# Brief A:
Quote the passage on time dilation and interstellar travel word for word, beginning at the words "This works correctly" and stopping after "travel that distance.".
# Brief B:
Write a continuation of the passage on time dilation and interstellar travel, picking up after its final sentence.

Natural humans are certainly poorly suited for interstellar travel, but it may be that other kinds of life are more tolerant of it, or have redesigned some members of their species to handle it.
I don’t want to be rude but this isn’t correct as far as my understanding. I’m no expert, so I’m not confident in my ability to describe exactly how… But the phrase “you may travel ~9 light years to Sirius in a matter of months from your perspective, but 10 years pass for everyone else.” I don’t think that is correct exactly.
Again not trying to be rude and I am very happy to be corrected but I want to understand it.
The time dilation effect is pretty well known and comes naturally from the equations of the General Relativity Theory.
It’s also been proven experimentally in particle accelerators (like CERN) when particles with at rest very short and well known half-lives (i.e. they natural break down into other particles some time after being created) lasted a lot longer (from our point of view) when travelling at near light speed.
However that effect only really starts getting noticeable without special equipment when the speed something is travelling at is getting near the speed of light (something like 90% or more of light speed).
This works correctly for the example of the previous poster because the distance to Sirius is given in light-years, which is literally the number of years that takes light (which by definition travels at the speed of light) to travel that distance.
(By the way, from the same equations from were you get time dilation comes that from the point of view light the trip is instantaneous)
So yeah, travelling a distance of that takes light 9 years to travel would be theoretically possible to do so fast (near light speed) that it would seem for those doing the trip to only take a few months (even though for those outside it would still seem to take longer than 9 years - as it takes light 9 years to get there so something at sublight speeds would take longer than the 9 years that takes for light).
Yeah, this is highly counter intutive so it “feels” wrong. If fact, the whole General Theory Of Relativity is highly counter intuitive. Yet, quite independently of what intuition (which is just a destilation of our personal experience) tells us, all that we’ve been able to observe so far in applicable situations is things happenning as predicted by that theory, not “intuition”.

# Extracted records:
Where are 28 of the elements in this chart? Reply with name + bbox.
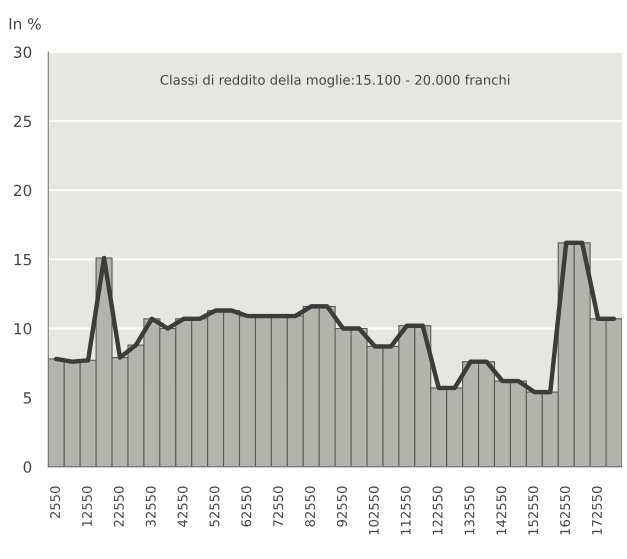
x-tick-label: 12550 bbox=[82, 486, 92, 526]
x-tick-label: 142550 bbox=[496, 486, 506, 534]
x-tick-label: 172550 bbox=[592, 486, 602, 534]
y-tick-label: 15 bbox=[14, 254, 31, 266]
y-tick-label: 5 bbox=[24, 392, 31, 404]
x-tick-label: 2550 bbox=[50, 486, 60, 518]
x-tick-label: 82550 bbox=[305, 486, 316, 527]
x-tick-label: 22550 bbox=[114, 486, 124, 527]
y-axis-title: In % bbox=[10, 18, 41, 30]
y-tick-label: 25 bbox=[14, 116, 31, 128]
annotation: Classi di reddito della moglie:15.100 - 20.000 franchi bbox=[160, 74, 510, 88]
y-tick-label: 30 bbox=[14, 46, 32, 58]
x-tick-label: 122550 bbox=[432, 486, 443, 534]
y-tick-label: 10 bbox=[14, 322, 32, 335]
x-tick-label: 152550 bbox=[528, 486, 538, 534]
x-tick-label: 52550 bbox=[209, 486, 220, 526]
x-tick-label: 32550 bbox=[146, 486, 156, 526]
y-tick-label: 0 bbox=[24, 461, 32, 473]
x-tick-label: 92550 bbox=[336, 486, 347, 527]
x-tick-label: 102550 bbox=[368, 486, 379, 534]
x-tick-label: 72550 bbox=[273, 486, 284, 526]
x-tick-label: 42550 bbox=[178, 486, 188, 527]
x-tick-label: 162550 bbox=[560, 486, 570, 534]
line-series bbox=[54, 240, 616, 394]
x-tick-label: 112550 bbox=[400, 486, 411, 534]
x-tick-label: 132550 bbox=[464, 486, 474, 534]
y-tick-label: 20 bbox=[14, 184, 32, 196]
x-tick-label: 62550 bbox=[241, 486, 252, 527]
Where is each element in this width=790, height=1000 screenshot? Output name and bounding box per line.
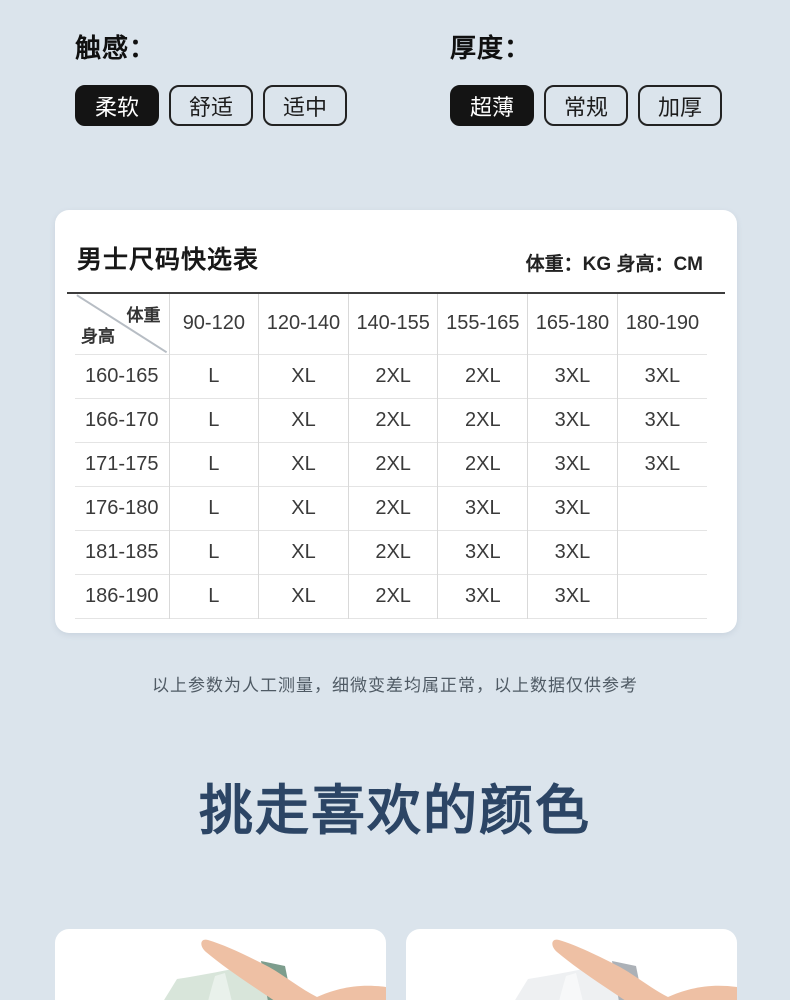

# Result A:
This works correctly for the example of the previous poster because the distance to Sirius is given in light-years, which is literally the number of years that takes light (which by definition travels at the speed of light) to travel that distance.

# Result B:
I’ll put it another way then: any information you intended to send back after you arrive in Sirius would take ~9 years to arrive back home. Due to causality, this means that you cannot interact with Earth in any way for – at minimum – 9 years. However, from your perspective, you accelerated at let’s say 10 Gs (speed increased by 98 meters per second every second), until you were half-way to Sirius, which will take about 5 months. Then you decelerated at -10 Gs to arrive with 0 speed, another 5 months. You perceive only 10 months of travel, but you are now 9 light-years from home.
The math is not the part which is difficult, and requires only a basic understanding of relativistic physics. The issue is maintaining 10 Gs of constant acceleration for 10 months.
Yeesh I’m just not good at that kind of stuff. Time dialation is what is making this hard for me to wrap my head around, but basically the big issue with this method of travel is you need infinite energy (which might be something these ships somehow do) and its like fast forwarding into the future, so even if you go back immediately it will be like you were gone ~18 years but only experience less than 2.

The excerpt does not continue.